Please restate the following records word for word.

Dataset entries
○ ○ ○ ○

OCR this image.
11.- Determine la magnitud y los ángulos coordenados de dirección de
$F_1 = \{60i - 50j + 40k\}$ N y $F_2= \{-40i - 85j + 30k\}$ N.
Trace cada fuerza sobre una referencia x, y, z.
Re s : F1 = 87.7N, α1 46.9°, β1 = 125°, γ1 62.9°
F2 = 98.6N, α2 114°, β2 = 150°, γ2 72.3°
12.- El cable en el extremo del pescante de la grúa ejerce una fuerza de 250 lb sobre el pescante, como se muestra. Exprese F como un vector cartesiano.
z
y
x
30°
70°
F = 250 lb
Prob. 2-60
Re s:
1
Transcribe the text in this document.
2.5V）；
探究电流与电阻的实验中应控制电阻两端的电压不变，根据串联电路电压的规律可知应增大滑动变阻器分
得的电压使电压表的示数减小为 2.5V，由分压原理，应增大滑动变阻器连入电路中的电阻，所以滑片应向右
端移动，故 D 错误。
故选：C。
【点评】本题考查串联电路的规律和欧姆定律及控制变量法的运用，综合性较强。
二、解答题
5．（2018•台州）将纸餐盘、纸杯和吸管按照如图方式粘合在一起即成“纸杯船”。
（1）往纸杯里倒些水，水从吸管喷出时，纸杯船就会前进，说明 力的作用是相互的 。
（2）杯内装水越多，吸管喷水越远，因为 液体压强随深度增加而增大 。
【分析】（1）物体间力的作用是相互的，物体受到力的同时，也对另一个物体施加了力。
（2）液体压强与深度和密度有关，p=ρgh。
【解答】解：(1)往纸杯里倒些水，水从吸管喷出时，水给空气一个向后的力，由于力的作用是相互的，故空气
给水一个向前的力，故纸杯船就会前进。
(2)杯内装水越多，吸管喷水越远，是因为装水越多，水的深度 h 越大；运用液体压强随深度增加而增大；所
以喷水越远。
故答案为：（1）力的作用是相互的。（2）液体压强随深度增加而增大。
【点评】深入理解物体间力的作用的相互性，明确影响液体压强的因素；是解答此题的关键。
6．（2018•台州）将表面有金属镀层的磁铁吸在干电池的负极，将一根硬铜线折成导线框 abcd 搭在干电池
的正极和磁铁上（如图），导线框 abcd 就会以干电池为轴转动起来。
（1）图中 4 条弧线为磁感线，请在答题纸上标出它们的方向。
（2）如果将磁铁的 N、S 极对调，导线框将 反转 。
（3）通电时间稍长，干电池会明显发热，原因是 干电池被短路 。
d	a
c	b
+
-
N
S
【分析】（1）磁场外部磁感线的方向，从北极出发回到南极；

○ ○ ○ ○

Result below >>
OCR this image.
11.- Determine la magnitud y los ángulos coordenados de dirección de
$F_1 = \{60i - 50j + 40k\}$ N y $F_2= \{-40i - 85j + 30k\}$ N.
Trace cada fuerza sobre una referencia x, y, z.
Re s : F1 = 87.7N, α1 46.9°, β1 = 125°, γ1 62.9°
F2 = 98.6N, α2 114°, β2 = 150°, γ2 72.3°
12.- El cable en el extremo del pescante de la grúa ejerce una fuerza de 250 lb sobre el pescante, como se muestra. Exprese F como un vector cartesiano.
z
y
x
30°
70°
F = 250 lb
Prob. 2-60
Re s:
1
Transcribe the text in this document.
2.5V）；
探究电流与电阻的实验中应控制电阻两端的电压不变，根据串联电路电压的规律可知应增大滑动变阻器分
得的电压使电压表的示数减小为 2.5V，由分压原理，应增大滑动变阻器连入电路中的电阻，所以滑片应向右
端移动，故 D 错误。
故选：C。
【点评】本题考查串联电路的规律和欧姆定律及控制变量法的运用，综合性较强。
二、解答题
5．（2018•台州）将纸餐盘、纸杯和吸管按照如图方式粘合在一起即成“纸杯船”。
（1）往纸杯里倒些水，水从吸管喷出时，纸杯船就会前进，说明 力的作用是相互的 。
（2）杯内装水越多，吸管喷水越远，因为 液体压强随深度增加而增大 。
【分析】（1）物体间力的作用是相互的，物体受到力的同时，也对另一个物体施加了力。
（2）液体压强与深度和密度有关，p=ρgh。
【解答】解：(1)往纸杯里倒些水，水从吸管喷出时，水给空气一个向后的力，由于力的作用是相互的，故空气
给水一个向前的力，故纸杯船就会前进。
(2)杯内装水越多，吸管喷水越远，是因为装水越多，水的深度 h 越大；运用液体压强随深度增加而增大；所
以喷水越远。
故答案为：（1）力的作用是相互的。（2）液体压强随深度增加而增大。
【点评】深入理解物体间力的作用的相互性，明确影响液体压强的因素；是解答此题的关键。
6．（2018•台州）将表面有金属镀层的磁铁吸在干电池的负极，将一根硬铜线折成导线框 abcd 搭在干电池
的正极和磁铁上（如图），导线框 abcd 就会以干电池为轴转动起来。
（1）图中 4 条弧线为磁感线，请在答题纸上标出它们的方向。
（2）如果将磁铁的 N、S 极对调，导线框将 反转 。
（3）通电时间稍长，干电池会明显发热，原因是 干电池被短路 。
d	a
c	b
+
-
N
S
【分析】（1）磁场外部磁感线的方向，从北极出发回到南极；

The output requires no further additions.